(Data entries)

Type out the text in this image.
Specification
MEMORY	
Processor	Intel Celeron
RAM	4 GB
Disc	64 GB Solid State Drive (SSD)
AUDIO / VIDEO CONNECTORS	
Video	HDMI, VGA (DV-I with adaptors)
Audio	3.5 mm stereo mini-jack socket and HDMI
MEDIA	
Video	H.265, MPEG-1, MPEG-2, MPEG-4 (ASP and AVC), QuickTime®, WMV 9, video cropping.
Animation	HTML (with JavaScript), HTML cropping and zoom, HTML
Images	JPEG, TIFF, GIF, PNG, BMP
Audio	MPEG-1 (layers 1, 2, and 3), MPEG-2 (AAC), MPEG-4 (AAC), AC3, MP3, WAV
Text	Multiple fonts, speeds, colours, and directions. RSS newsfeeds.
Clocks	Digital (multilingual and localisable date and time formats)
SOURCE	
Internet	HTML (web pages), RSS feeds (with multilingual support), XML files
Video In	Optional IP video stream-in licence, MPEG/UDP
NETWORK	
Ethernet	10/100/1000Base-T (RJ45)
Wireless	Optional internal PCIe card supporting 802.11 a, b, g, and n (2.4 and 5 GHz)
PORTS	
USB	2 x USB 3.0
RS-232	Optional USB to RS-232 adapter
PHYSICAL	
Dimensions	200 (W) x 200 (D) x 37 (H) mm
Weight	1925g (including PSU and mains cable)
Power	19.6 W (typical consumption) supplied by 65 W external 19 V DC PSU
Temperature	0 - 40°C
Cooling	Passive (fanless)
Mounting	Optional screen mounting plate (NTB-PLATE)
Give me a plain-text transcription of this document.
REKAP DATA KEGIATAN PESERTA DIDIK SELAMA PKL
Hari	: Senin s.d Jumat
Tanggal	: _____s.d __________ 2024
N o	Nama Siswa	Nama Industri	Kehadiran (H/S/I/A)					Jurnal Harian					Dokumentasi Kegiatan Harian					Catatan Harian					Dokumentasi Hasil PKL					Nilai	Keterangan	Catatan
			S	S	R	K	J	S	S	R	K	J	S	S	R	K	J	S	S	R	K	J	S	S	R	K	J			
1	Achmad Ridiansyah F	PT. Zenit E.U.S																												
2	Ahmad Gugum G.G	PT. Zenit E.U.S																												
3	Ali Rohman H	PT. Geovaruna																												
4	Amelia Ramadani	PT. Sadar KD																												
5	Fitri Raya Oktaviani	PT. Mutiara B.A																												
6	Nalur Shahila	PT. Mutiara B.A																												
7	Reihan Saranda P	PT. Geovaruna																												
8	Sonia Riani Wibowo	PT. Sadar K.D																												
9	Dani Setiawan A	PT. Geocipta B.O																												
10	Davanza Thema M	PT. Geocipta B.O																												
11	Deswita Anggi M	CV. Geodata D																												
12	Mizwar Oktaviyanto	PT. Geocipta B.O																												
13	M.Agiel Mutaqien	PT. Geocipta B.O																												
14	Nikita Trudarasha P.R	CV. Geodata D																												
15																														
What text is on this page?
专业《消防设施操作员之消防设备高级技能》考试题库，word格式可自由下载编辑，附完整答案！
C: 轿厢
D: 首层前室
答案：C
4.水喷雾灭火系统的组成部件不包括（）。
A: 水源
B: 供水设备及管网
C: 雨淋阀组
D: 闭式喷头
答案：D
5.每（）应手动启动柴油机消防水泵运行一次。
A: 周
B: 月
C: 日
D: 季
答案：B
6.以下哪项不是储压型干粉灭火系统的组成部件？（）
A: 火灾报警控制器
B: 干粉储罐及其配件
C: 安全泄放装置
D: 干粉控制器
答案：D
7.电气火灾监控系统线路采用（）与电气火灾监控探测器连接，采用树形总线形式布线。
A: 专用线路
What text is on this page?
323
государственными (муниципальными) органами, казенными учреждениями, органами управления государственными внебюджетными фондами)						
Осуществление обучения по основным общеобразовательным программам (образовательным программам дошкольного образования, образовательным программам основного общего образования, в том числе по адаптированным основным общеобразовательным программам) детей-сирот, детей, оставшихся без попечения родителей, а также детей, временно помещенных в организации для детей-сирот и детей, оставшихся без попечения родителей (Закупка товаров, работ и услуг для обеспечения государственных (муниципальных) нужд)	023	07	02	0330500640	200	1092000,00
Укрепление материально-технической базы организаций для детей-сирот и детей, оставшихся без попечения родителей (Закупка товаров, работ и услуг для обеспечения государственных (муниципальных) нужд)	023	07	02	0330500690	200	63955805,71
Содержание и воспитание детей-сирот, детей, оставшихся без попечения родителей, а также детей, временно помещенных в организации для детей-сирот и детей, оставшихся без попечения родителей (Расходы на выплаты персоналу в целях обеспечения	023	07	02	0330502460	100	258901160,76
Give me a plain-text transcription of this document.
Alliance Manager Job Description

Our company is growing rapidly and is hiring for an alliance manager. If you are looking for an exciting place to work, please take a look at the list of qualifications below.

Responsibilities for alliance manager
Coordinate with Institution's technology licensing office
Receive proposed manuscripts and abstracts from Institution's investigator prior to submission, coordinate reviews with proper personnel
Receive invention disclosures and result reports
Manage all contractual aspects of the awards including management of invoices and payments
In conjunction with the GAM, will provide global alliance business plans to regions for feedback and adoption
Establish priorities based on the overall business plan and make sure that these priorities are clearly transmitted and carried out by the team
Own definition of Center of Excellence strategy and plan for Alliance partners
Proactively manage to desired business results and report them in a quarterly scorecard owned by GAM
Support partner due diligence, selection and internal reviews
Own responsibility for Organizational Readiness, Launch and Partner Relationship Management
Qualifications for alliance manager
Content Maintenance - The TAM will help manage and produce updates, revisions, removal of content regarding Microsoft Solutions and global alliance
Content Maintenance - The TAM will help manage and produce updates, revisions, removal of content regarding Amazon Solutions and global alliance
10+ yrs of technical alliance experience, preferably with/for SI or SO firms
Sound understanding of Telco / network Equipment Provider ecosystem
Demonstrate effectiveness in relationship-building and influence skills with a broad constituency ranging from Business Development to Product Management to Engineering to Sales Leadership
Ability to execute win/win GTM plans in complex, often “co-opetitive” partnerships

▶ [Problem to solve]:
Look over the listing above. Pick out and copy every line that includes "HTML".

▶ [Response below]:
Animation	HTML (with JavaScript), HTML cropping and zoom, HTML
Internet	HTML (web pages), RSS feeds (with multilingual support), XML files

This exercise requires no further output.